=== Do this ===
Omit every picture and return the rest of the data unaltered.

[Part of a data file]
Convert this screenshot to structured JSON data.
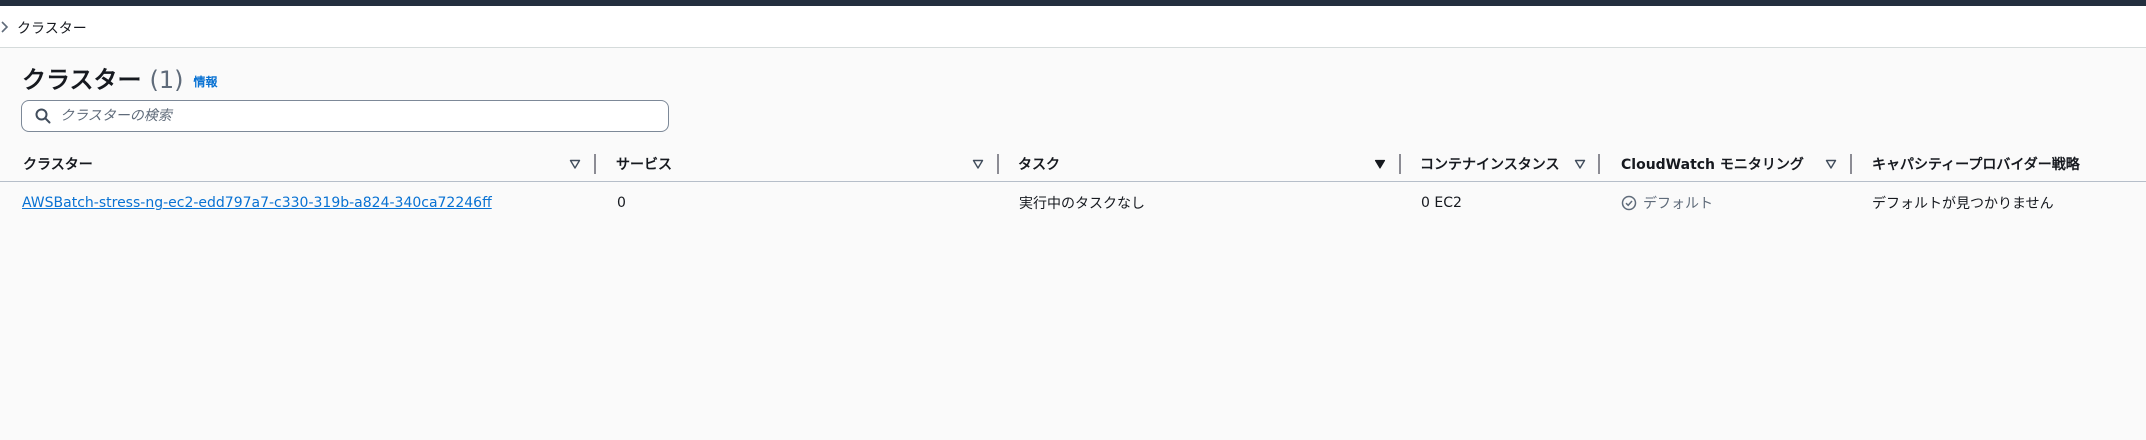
{
  "breadcrumb": {
    "current": "クラスター"
  },
  "header": {
    "title": "クラスター",
    "count": "(1)",
    "info_link": "情報"
  },
  "search": {
    "placeholder": "クラスターの検索",
    "value": ""
  },
  "table": {
    "columns": [
      "クラスター",
      "サービス",
      "タスク",
      "コンテナインスタンス",
      "CloudWatch モニタリング",
      "キャパシティープロバイダー戦略"
    ],
    "rows": [
      {
        "cluster": "AWSBatch-stress-ng-ec2-edd797a7-c330-319b-a824-340ca72246ff",
        "services": "0",
        "tasks": "実行中のタスクなし",
        "container_instances": "0 EC2",
        "cloudwatch": "デフォルト",
        "capacity_strategy": "デフォルトが見つかりません"
      }
    ]
  },
  "colors": {
    "link": "#0972d3",
    "topbar": "#232f3e",
    "muted": "#5f6b7a"
  },
  "icons": [
    "chevron-right-icon",
    "search-icon",
    "sort-icon",
    "check-circle-icon"
  ]
}
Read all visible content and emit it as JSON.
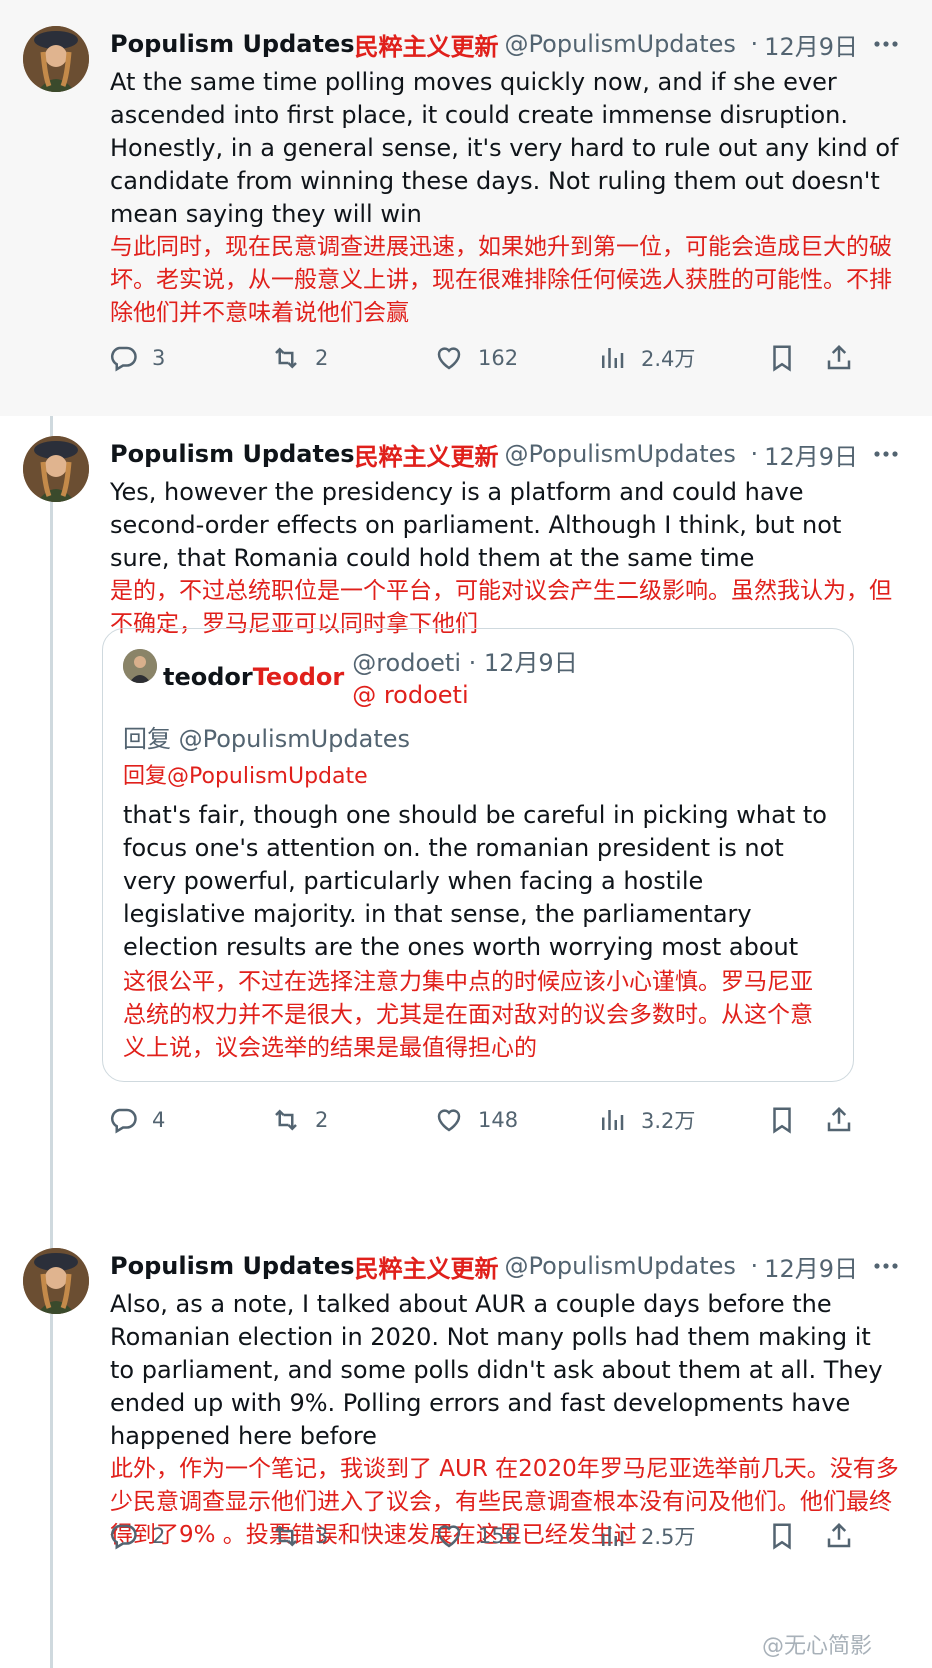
{
  "author": {
    "name": "Populism Updates",
    "name_cn": "民粹主义更新",
    "handle": "@PopulismUpdates"
  },
  "tweets": [
    {
      "date": "12月9日",
      "text_en": "At the same time polling moves quickly now, and if she ever ascended into first place, it could create immense disruption. Honestly, in a general sense, it's very hard to rule out any kind of candidate from winning these days. Not ruling them out doesn't mean saying they will win",
      "text_cn": "与此同时，现在民意调查进展迅速，如果她升到第一位，可能会造成巨大的破坏。老实说，从一般意义上讲，现在很难排除任何候选人获胜的可能性。不排除他们并不意味着说他们会赢",
      "replies": "3",
      "reposts": "2",
      "likes": "162",
      "views": "2.4万"
    },
    {
      "date": "12月9日",
      "text_en": "Yes, however the presidency is a platform and could have second-order effects on parliament. Although I think, but not sure, that Romania could hold them at the same time",
      "text_cn": "是的，不过总统职位是一个平台，可能对议会产生二级影响。虽然我认为，但不确定，罗马尼亚可以同时拿下他们",
      "replies": "4",
      "reposts": "2",
      "likes": "148",
      "views": "3.2万"
    },
    {
      "date": "12月9日",
      "text_en": "Also, as a note, I talked about AUR a couple days before the Romanian election in 2020. Not many polls had them making it to parliament, and some polls didn't ask about them at all. They ended up with 9%. Polling errors and fast developments have happened here before",
      "text_cn": "此外，作为一个笔记，我谈到了 AUR 在2020年罗马尼亚选举前几天。没有多少民意调查显示他们进入了议会，有些民意调查根本没有问及他们。他们最终得到了9% 。投票错误和快速发展在这里已经发生过",
      "replies": "2",
      "reposts": "3",
      "likes": "156",
      "views": "2.5万"
    }
  ],
  "quote": {
    "name": "teodor",
    "name_cn": "Teodor",
    "handle": "@rodoeti",
    "handle_cn": "@ rodoeti",
    "date": "· 12月9日",
    "reply_to": "回复 @PopulismUpdates",
    "reply_to_cn": "回复@PopulismUpdate",
    "text_en": "that's fair, though one should be careful in picking what to focus one's attention on. the romanian president is not very powerful, particularly when facing a hostile legislative majority. in that sense, the parliamentary election results are the ones worth worrying most about",
    "text_cn": "这很公平，不过在选择注意力集中点的时候应该小心谨慎。罗马尼亚总统的权力并不是很大，尤其是在面对敌对的议会多数时。从这个意义上说，议会选举的结果是最值得担心的"
  },
  "watermark": "@无心简影",
  "icons": [
    "more-icon",
    "reply-icon",
    "repost-icon",
    "like-icon",
    "views-icon",
    "bookmark-icon",
    "share-icon"
  ]
}
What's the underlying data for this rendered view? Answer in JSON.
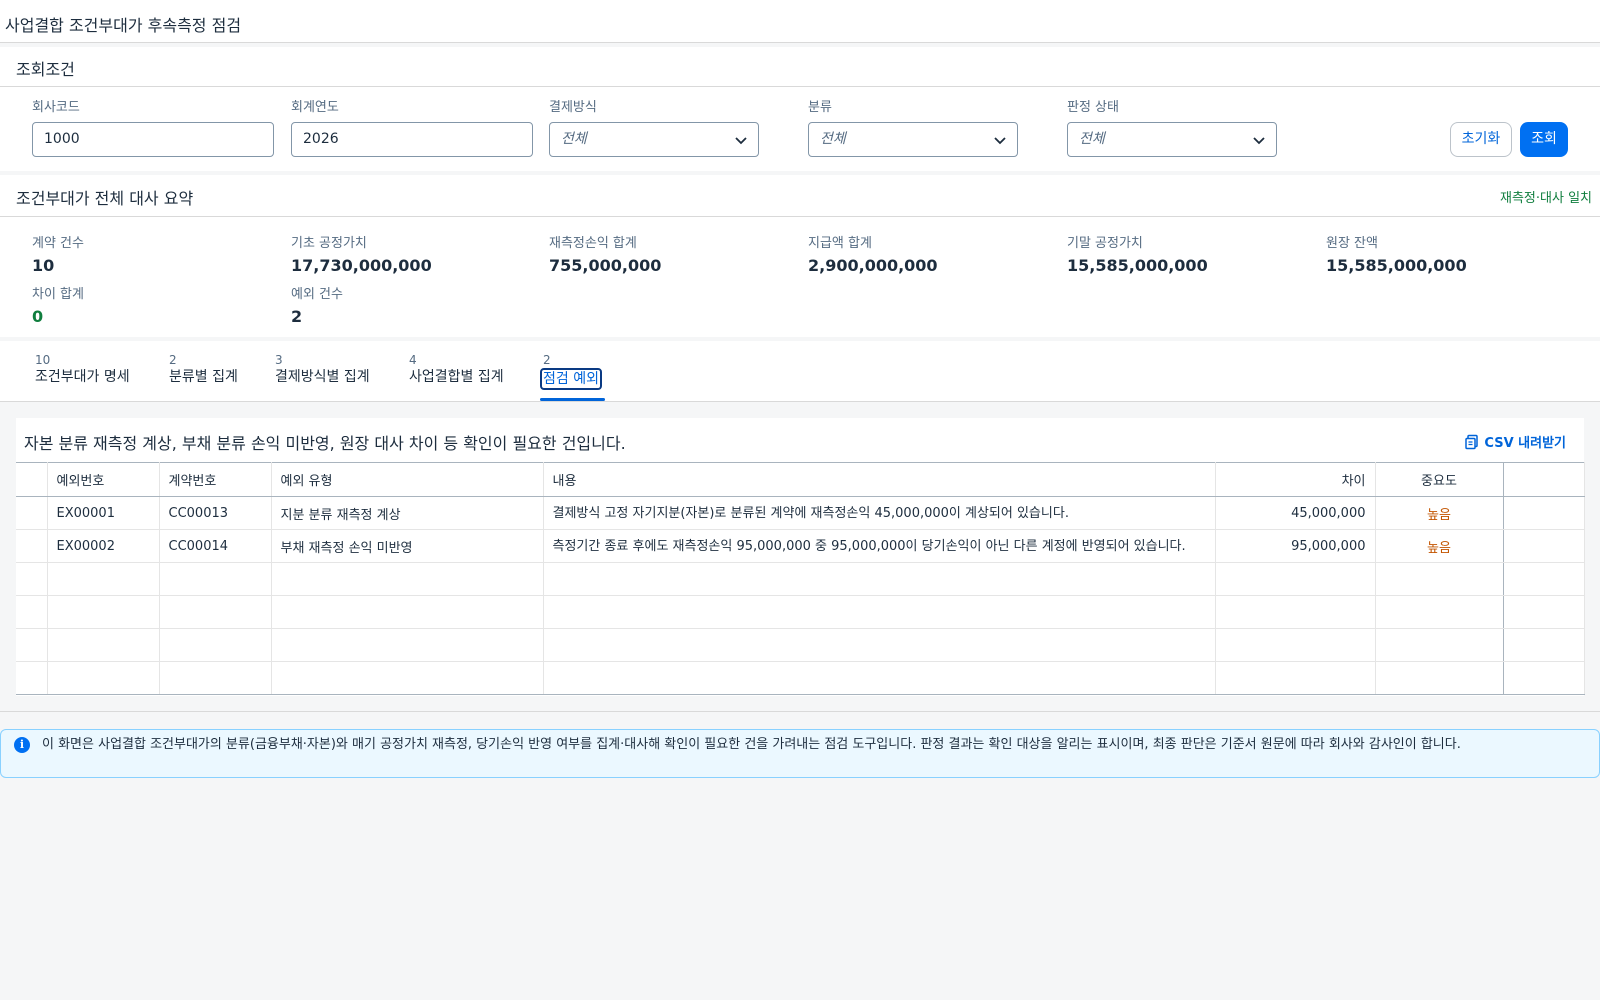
{
  "page": {
    "title": "사업결합 조건부대가 후속측정 점검"
  },
  "filter": {
    "title": "조회조건",
    "fields": [
      {
        "label": "회사코드",
        "value": "1000"
      },
      {
        "label": "회계연도",
        "value": "2026"
      },
      {
        "label": "결제방식",
        "value": "전체"
      },
      {
        "label": "분류",
        "value": "전체"
      },
      {
        "label": "판정 상태",
        "value": "전체"
      }
    ],
    "reset_label": "초기화",
    "search_label": "조회"
  },
  "summary": {
    "title": "조건부대가 전체 대사 요약",
    "status": "재측정·대사 일치",
    "kpis": [
      {
        "label": "계약 건수",
        "value": "10"
      },
      {
        "label": "기초 공정가치",
        "value": "17,730,000,000"
      },
      {
        "label": "재측정손익 합계",
        "value": "755,000,000"
      },
      {
        "label": "지급액 합계",
        "value": "2,900,000,000"
      },
      {
        "label": "기말 공정가치",
        "value": "15,585,000,000"
      },
      {
        "label": "원장 잔액",
        "value": "15,585,000,000"
      },
      {
        "label": "차이 합계",
        "value": "0"
      },
      {
        "label": "예외 건수",
        "value": "2"
      }
    ]
  },
  "tabs": [
    {
      "count": "10",
      "label": "조건부대가 명세"
    },
    {
      "count": "2",
      "label": "분류별 집계"
    },
    {
      "count": "3",
      "label": "결제방식별 집계"
    },
    {
      "count": "4",
      "label": "사업결합별 집계"
    },
    {
      "count": "2",
      "label": "점검 예외"
    }
  ],
  "exceptions": {
    "description": "자본 분류 재측정 계상, 부채 분류 손익 미반영, 원장 대사 차이 등 확인이 필요한 건입니다.",
    "csv_label": "CSV 내려받기",
    "columns": [
      "예외번호",
      "계약번호",
      "예외 유형",
      "내용",
      "차이",
      "중요도"
    ],
    "rows": [
      {
        "id": "EX00001",
        "contract": "CC00013",
        "type": "지분 분류 재측정 계상",
        "content": "결제방식 고정 자기지분(자본)로 분류된 계약에 재측정손익 45,000,000이 계상되어 있습니다.",
        "diff": "45,000,000",
        "severity": "높음"
      },
      {
        "id": "EX00002",
        "contract": "CC00014",
        "type": "부채 재측정 손익 미반영",
        "content": "측정기간 종료 후에도 재측정손익 95,000,000 중 95,000,000이 당기손익이 아닌 다른 계정에 반영되어 있습니다.",
        "diff": "95,000,000",
        "severity": "높음"
      }
    ]
  },
  "info": {
    "text": "이 화면은 사업결합 조건부대가의 분류(금융부채·자본)와 매기 공정가치 재측정, 당기손익 반영 여부를 집계·대사해 확인이 필요한 건을 가려내는 점검 도구입니다. 판정 결과는 확인 대상을 알리는 표시이며, 최종 판단은 기준서 원문에 따라 회사와 감사인이 합니다."
  },
  "colors": {
    "accent": "#0070f2",
    "positive": "#107e3e",
    "critical": "#c35500"
  },
  "icons": [
    "chevron-down-icon",
    "csv-download-icon",
    "info-icon"
  ]
}
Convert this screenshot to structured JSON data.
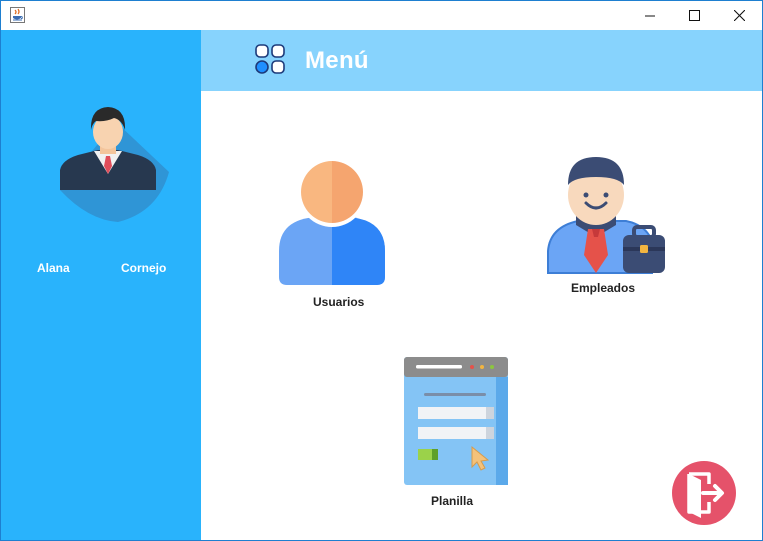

=== Result of this task ===
Convert this screenshot to structured JSON data.
{
  "breadcrumb": {
    "current": "クラスター"
  },
  "header": {
    "title": "クラスター",
    "count": "(1)",
    "info_link": "情報"
  },
  "search": {
    "placeholder": "クラスターの検索",
    "value": ""
  },
  "table": {
    "columns": [
      "クラスター",
      "サービス",
      "タスク",
      "コンテナインスタンス",
      "CloudWatch モニタリング",
      "キャパシティープロバイダー戦略"
    ],
    "rows": [
      {
        "cluster": "AWSBatch-stress-ng-ec2-edd797a7-c330-319b-a824-340ca72246ff",
        "services": "0",
        "tasks": "実行中のタスクなし",
        "container_instances": "0 EC2",
        "cloudwatch": "デフォルト",
        "capacity_strategy": "デフォルトが見つかりません"
      }
    ]
  },
  "colors": {
    "link": "#0972d3",
    "topbar": "#232f3e",
    "muted": "#5f6b7a"
  },
  "icons": [
    "chevron-right-icon",
    "search-icon",
    "sort-icon",
    "check-circle-icon"
  ]
}
Read all visible content and emit it as JSON.
{
  "author": {
    "name": "Populism Updates",
    "name_cn": "民粹主义更新",
    "handle": "@PopulismUpdates"
  },
  "tweets": [
    {
      "date": "12月9日",
      "text_en": "At the same time polling moves quickly now, and if she ever ascended into first place, it could create immense disruption. Honestly, in a general sense, it's very hard to rule out any kind of candidate from winning these days. Not ruling them out doesn't mean saying they will win",
      "text_cn": "与此同时，现在民意调查进展迅速，如果她升到第一位，可能会造成巨大的破坏。老实说，从一般意义上讲，现在很难排除任何候选人获胜的可能性。不排除他们并不意味着说他们会赢",
      "replies": "3",
      "reposts": "2",
      "likes": "162",
      "views": "2.4万"
    },
    {
      "date": "12月9日",
      "text_en": "Yes, however the presidency is a platform and could have second-order effects on parliament. Although I think, but not sure, that Romania could hold them at the same time",
      "text_cn": "是的，不过总统职位是一个平台，可能对议会产生二级影响。虽然我认为，但不确定，罗马尼亚可以同时拿下他们",
      "replies": "4",
      "reposts": "2",
      "likes": "148",
      "views": "3.2万"
    },
    {
      "date": "12月9日",
      "text_en": "Also, as a note, I talked about AUR a couple days before the Romanian election in 2020. Not many polls had them making it to parliament, and some polls didn't ask about them at all. They ended up with 9%. Polling errors and fast developments have happened here before",
      "text_cn": "此外，作为一个笔记，我谈到了 AUR 在2020年罗马尼亚选举前几天。没有多少民意调查显示他们进入了议会，有些民意调查根本没有问及他们。他们最终得到了9% 。投票错误和快速发展在这里已经发生过",
      "replies": "2",
      "reposts": "3",
      "likes": "156",
      "views": "2.5万"
    }
  ],
  "quote": {
    "name": "teodor",
    "name_cn": "Teodor",
    "handle": "@rodoeti",
    "handle_cn": "@ rodoeti",
    "date": "· 12月9日",
    "reply_to": "回复 @PopulismUpdates",
    "reply_to_cn": "回复@PopulismUpdate",
    "text_en": "that's fair, though one should be careful in picking what to focus one's attention on. the romanian president is not very powerful, particularly when facing a hostile legislative majority. in that sense, the parliamentary election results are the ones worth worrying most about",
    "text_cn": "这很公平，不过在选择注意力集中点的时候应该小心谨慎。罗马尼亚总统的权力并不是很大，尤其是在面对敌对的议会多数时。从这个意义上说，议会选举的结果是最值得担心的"
  },
  "watermark": "@无心简影",
  "icons": [
    "more-icon",
    "reply-icon",
    "repost-icon",
    "like-icon",
    "views-icon",
    "bookmark-icon",
    "share-icon"
  ]
}
What's the underlying data for this rendered view? Answer in JSON.
{
  "page": {
    "title": "사업결합 조건부대가 후속측정 점검"
  },
  "filter": {
    "title": "조회조건",
    "fields": [
      {
        "label": "회사코드",
        "value": "1000"
      },
      {
        "label": "회계연도",
        "value": "2026"
      },
      {
        "label": "결제방식",
        "value": "전체"
      },
      {
        "label": "분류",
        "value": "전체"
      },
      {
        "label": "판정 상태",
        "value": "전체"
      }
    ],
    "reset_label": "초기화",
    "search_label": "조회"
  },
  "summary": {
    "title": "조건부대가 전체 대사 요약",
    "status": "재측정·대사 일치",
    "kpis": [
      {
        "label": "계약 건수",
        "value": "10"
      },
      {
        "label": "기초 공정가치",
        "value": "17,730,000,000"
      },
      {
        "label": "재측정손익 합계",
        "value": "755,000,000"
      },
      {
        "label": "지급액 합계",
        "value": "2,900,000,000"
      },
      {
        "label": "기말 공정가치",
        "value": "15,585,000,000"
      },
      {
        "label": "원장 잔액",
        "value": "15,585,000,000"
      },
      {
        "label": "차이 합계",
        "value": "0"
      },
      {
        "label": "예외 건수",
        "value": "2"
      }
    ]
  },
  "tabs": [
    {
      "count": "10",
      "label": "조건부대가 명세"
    },
    {
      "count": "2",
      "label": "분류별 집계"
    },
    {
      "count": "3",
      "label": "결제방식별 집계"
    },
    {
      "count": "4",
      "label": "사업결합별 집계"
    },
    {
      "count": "2",
      "label": "점검 예외"
    }
  ],
  "exceptions": {
    "description": "자본 분류 재측정 계상, 부채 분류 손익 미반영, 원장 대사 차이 등 확인이 필요한 건입니다.",
    "csv_label": "CSV 내려받기",
    "columns": [
      "예외번호",
      "계약번호",
      "예외 유형",
      "내용",
      "차이",
      "중요도"
    ],
    "rows": [
      {
        "id": "EX00001",
        "contract": "CC00013",
        "type": "지분 분류 재측정 계상",
        "content": "결제방식 고정 자기지분(자본)로 분류된 계약에 재측정손익 45,000,000이 계상되어 있습니다.",
        "diff": "45,000,000",
        "severity": "높음"
      },
      {
        "id": "EX00002",
        "contract": "CC00014",
        "type": "부채 재측정 손익 미반영",
        "content": "측정기간 종료 후에도 재측정손익 95,000,000 중 95,000,000이 당기손익이 아닌 다른 계정에 반영되어 있습니다.",
        "diff": "95,000,000",
        "severity": "높음"
      }
    ]
  },
  "info": {
    "text": "이 화면은 사업결합 조건부대가의 분류(금융부채·자본)와 매기 공정가치 재측정, 당기손익 반영 여부를 집계·대사해 확인이 필요한 건을 가려내는 점검 도구입니다. 판정 결과는 확인 대상을 알리는 표시이며, 최종 판단은 기준서 원문에 따라 회사와 감사인이 합니다."
  },
  "colors": {
    "accent": "#0070f2",
    "positive": "#107e3e",
    "critical": "#c35500"
  },
  "icons": [
    "chevron-down-icon",
    "csv-download-icon",
    "info-icon"
  ]
}
Convert this screenshot to structured JSON data.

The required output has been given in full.